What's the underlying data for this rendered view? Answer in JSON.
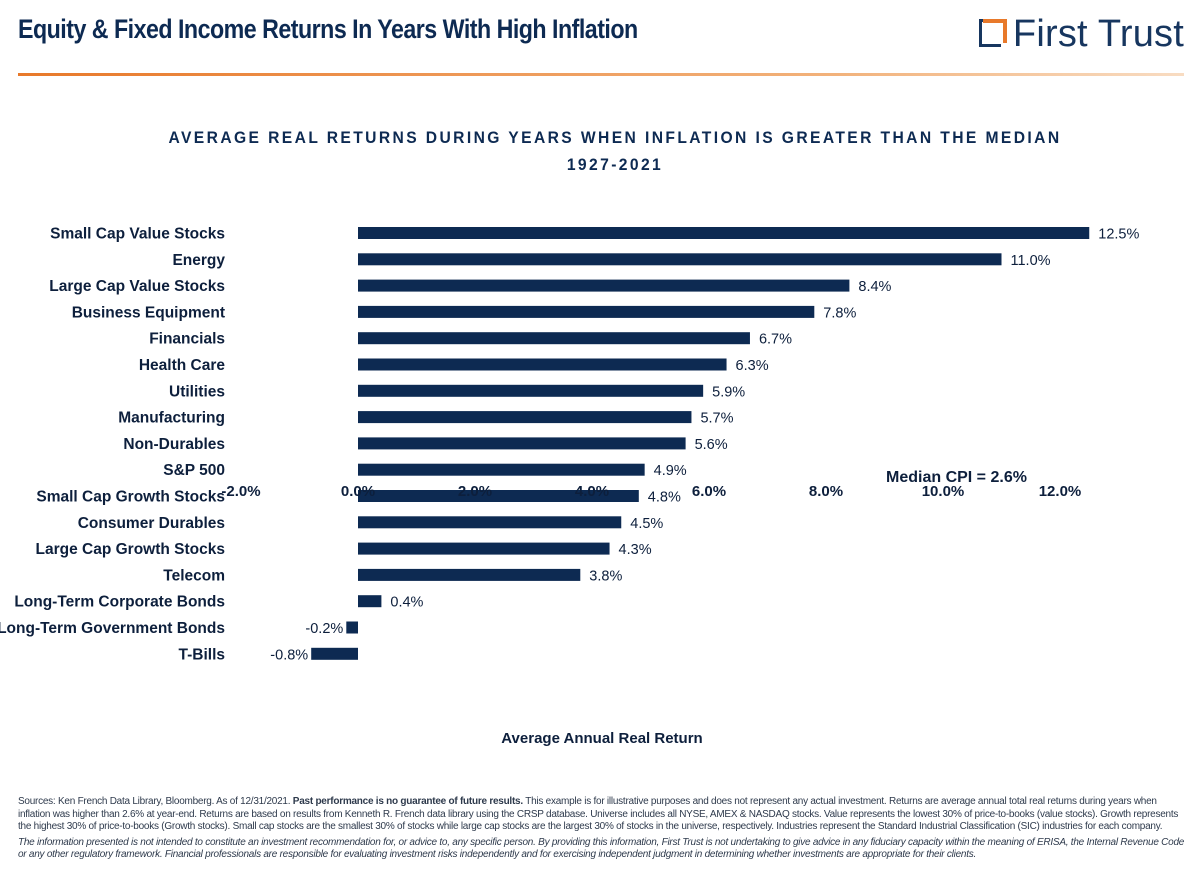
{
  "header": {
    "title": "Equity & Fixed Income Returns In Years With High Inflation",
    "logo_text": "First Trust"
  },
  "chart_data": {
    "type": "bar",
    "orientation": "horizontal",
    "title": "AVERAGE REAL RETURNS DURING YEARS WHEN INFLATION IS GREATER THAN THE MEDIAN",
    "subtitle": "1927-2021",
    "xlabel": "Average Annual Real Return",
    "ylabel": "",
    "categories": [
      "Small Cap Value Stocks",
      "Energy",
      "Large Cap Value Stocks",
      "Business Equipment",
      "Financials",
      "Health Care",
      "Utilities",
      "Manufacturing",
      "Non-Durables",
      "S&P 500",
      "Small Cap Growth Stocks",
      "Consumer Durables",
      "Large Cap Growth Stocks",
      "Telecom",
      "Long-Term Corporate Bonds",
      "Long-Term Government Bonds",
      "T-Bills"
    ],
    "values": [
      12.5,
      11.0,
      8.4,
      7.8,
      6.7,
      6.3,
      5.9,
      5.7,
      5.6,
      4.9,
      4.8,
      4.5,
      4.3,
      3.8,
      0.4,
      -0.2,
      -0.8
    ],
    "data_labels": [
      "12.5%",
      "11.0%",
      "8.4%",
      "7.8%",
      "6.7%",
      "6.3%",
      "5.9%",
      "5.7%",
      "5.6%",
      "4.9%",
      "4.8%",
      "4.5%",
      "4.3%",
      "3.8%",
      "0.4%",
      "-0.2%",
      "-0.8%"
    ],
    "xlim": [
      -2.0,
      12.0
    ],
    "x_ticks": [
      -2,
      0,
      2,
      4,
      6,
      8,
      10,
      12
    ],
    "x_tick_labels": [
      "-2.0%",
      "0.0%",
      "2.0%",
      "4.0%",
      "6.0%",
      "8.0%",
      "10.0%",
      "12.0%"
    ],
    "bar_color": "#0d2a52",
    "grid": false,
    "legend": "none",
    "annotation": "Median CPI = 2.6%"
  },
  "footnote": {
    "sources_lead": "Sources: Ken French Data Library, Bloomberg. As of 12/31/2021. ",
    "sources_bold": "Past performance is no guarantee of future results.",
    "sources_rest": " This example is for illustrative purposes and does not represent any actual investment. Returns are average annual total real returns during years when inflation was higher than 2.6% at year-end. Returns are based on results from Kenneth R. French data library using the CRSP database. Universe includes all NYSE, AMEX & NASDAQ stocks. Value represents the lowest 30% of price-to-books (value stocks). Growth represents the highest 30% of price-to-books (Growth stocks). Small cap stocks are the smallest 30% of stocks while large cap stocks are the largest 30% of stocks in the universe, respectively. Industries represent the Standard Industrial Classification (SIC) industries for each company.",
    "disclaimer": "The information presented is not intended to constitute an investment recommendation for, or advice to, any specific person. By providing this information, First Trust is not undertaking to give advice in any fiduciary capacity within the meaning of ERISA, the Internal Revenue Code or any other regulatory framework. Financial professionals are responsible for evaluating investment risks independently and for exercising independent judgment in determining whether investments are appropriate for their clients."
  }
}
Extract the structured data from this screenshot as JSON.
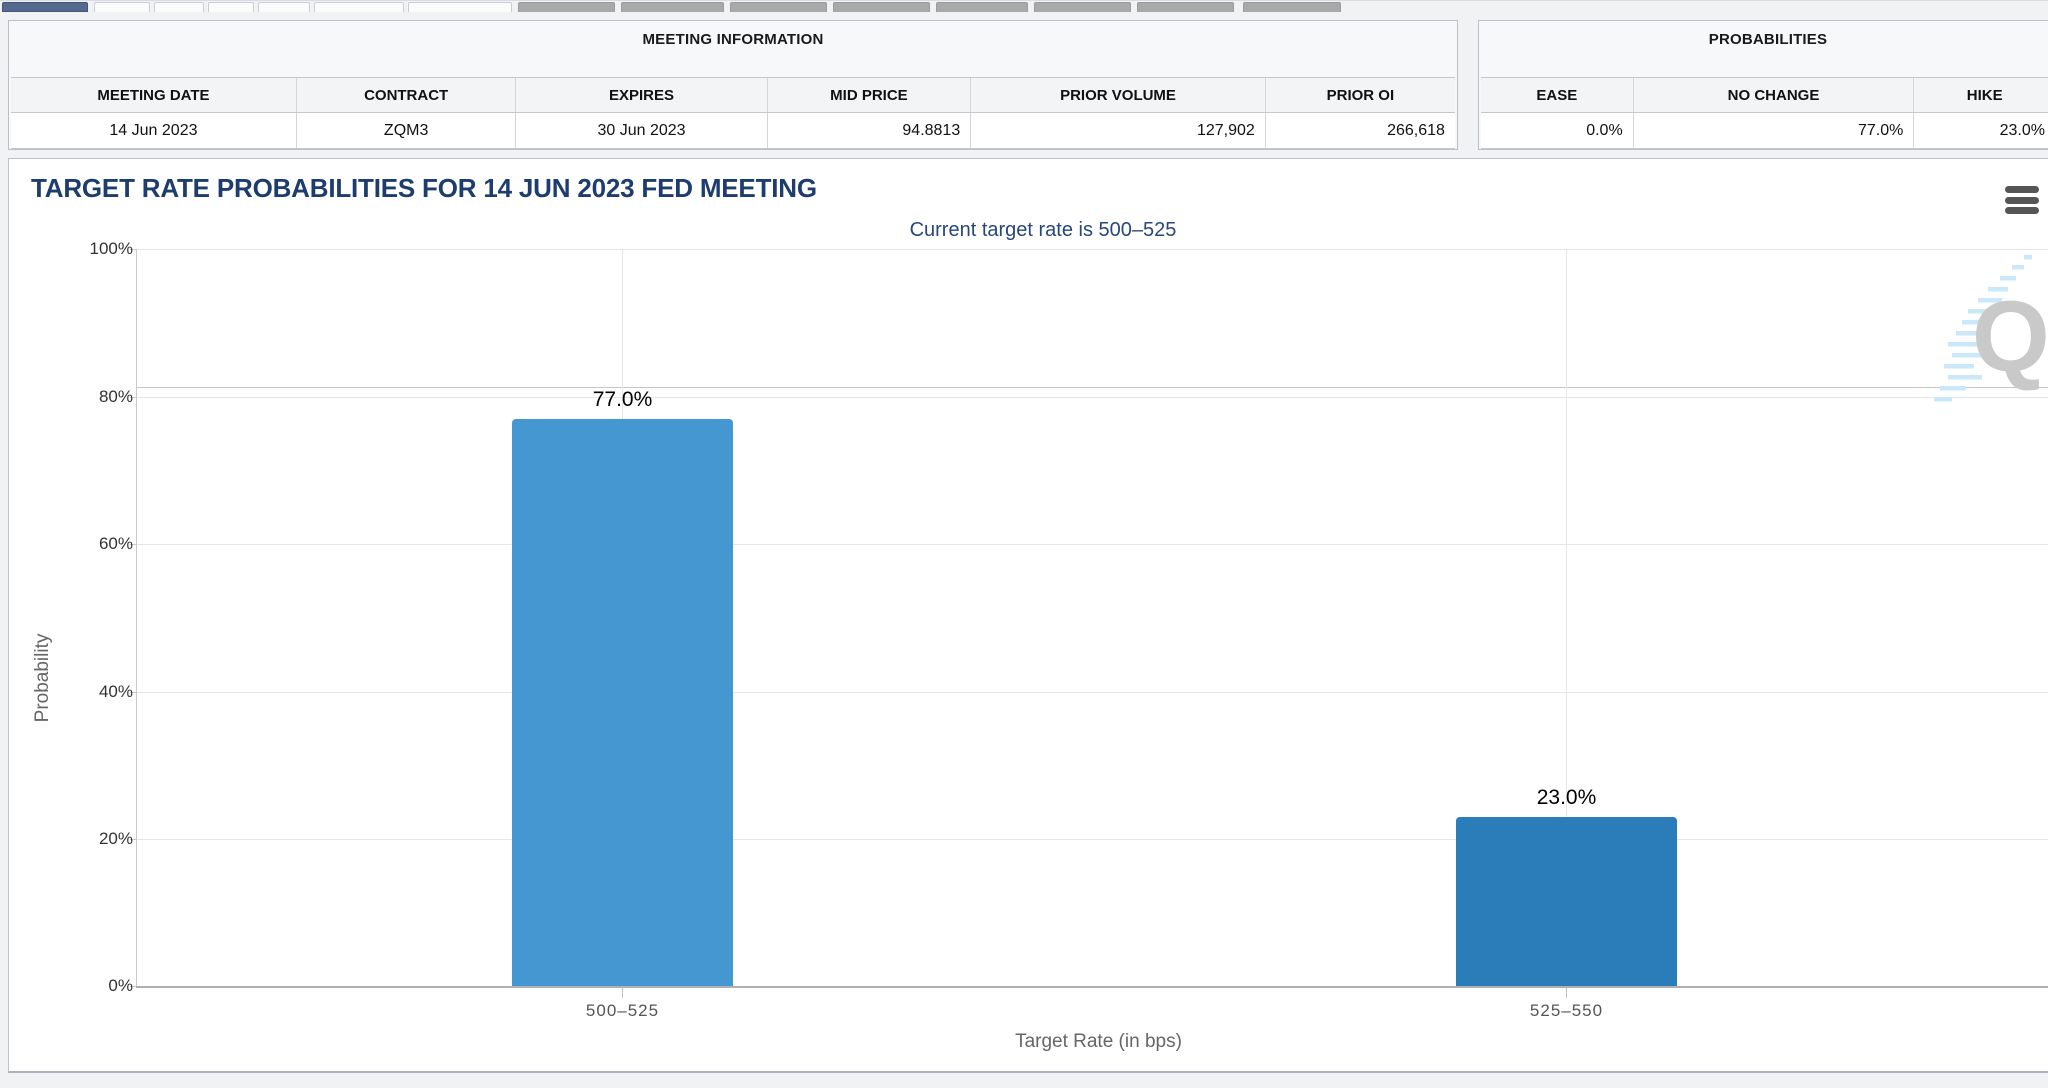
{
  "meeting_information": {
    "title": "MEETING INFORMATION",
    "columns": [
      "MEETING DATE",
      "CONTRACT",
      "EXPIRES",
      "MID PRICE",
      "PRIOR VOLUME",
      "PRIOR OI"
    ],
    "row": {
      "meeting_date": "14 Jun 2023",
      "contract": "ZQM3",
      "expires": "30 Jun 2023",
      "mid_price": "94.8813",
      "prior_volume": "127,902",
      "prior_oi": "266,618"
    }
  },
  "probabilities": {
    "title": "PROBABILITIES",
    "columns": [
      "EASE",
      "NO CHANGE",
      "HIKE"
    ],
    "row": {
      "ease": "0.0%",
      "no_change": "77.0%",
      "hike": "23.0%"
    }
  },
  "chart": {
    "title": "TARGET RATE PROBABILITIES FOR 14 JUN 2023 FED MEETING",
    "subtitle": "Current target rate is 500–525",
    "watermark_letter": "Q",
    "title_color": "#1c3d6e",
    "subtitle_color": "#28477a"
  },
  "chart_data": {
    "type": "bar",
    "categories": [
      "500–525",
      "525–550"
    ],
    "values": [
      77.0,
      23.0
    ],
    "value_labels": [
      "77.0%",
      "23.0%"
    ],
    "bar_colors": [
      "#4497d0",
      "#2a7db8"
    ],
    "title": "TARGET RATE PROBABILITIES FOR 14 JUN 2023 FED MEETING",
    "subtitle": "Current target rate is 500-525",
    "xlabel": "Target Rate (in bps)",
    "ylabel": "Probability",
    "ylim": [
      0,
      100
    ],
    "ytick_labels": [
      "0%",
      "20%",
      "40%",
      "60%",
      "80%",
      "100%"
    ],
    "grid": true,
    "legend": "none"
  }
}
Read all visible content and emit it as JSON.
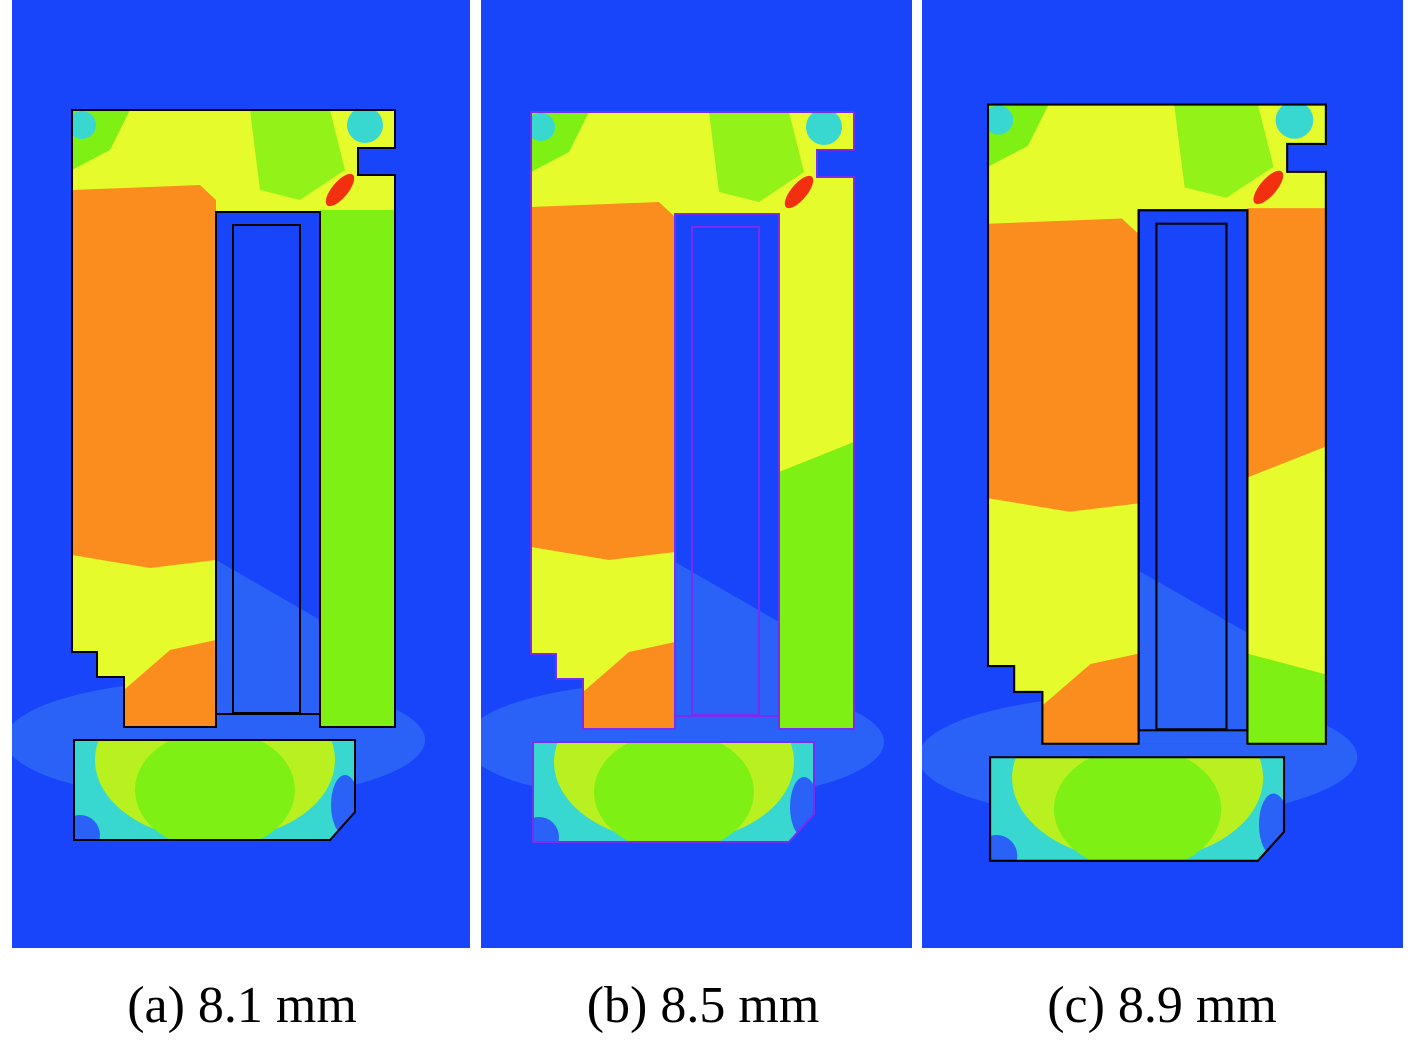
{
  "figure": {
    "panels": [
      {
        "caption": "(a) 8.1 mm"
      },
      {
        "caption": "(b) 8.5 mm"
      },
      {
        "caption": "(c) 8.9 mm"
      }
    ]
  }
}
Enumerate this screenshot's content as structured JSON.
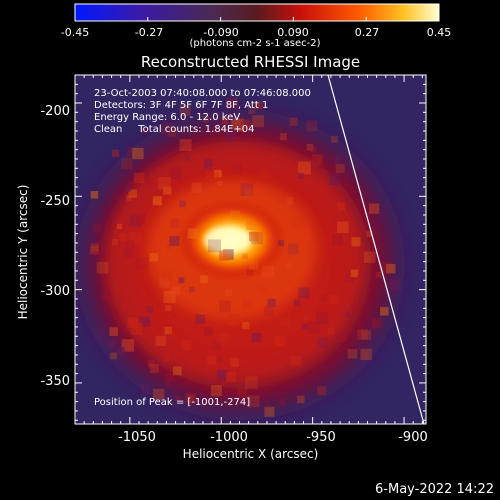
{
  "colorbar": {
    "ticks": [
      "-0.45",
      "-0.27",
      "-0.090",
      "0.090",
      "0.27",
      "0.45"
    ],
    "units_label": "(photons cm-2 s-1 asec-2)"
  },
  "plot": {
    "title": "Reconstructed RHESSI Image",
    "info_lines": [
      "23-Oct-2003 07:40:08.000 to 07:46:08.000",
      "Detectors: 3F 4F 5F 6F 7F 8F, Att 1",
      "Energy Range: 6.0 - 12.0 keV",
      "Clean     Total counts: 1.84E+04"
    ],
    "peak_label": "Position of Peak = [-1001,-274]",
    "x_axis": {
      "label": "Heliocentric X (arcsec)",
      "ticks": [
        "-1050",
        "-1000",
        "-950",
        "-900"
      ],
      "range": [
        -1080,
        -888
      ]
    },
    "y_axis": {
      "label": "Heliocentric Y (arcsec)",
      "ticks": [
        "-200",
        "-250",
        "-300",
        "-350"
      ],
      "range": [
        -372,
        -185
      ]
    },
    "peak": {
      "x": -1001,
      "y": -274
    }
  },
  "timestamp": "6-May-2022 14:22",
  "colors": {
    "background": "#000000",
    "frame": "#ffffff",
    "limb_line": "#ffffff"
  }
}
__________
**Short exercise**
State how many lines of the records above contain the word "Long", and give only that number.

**Output for this exercise**
2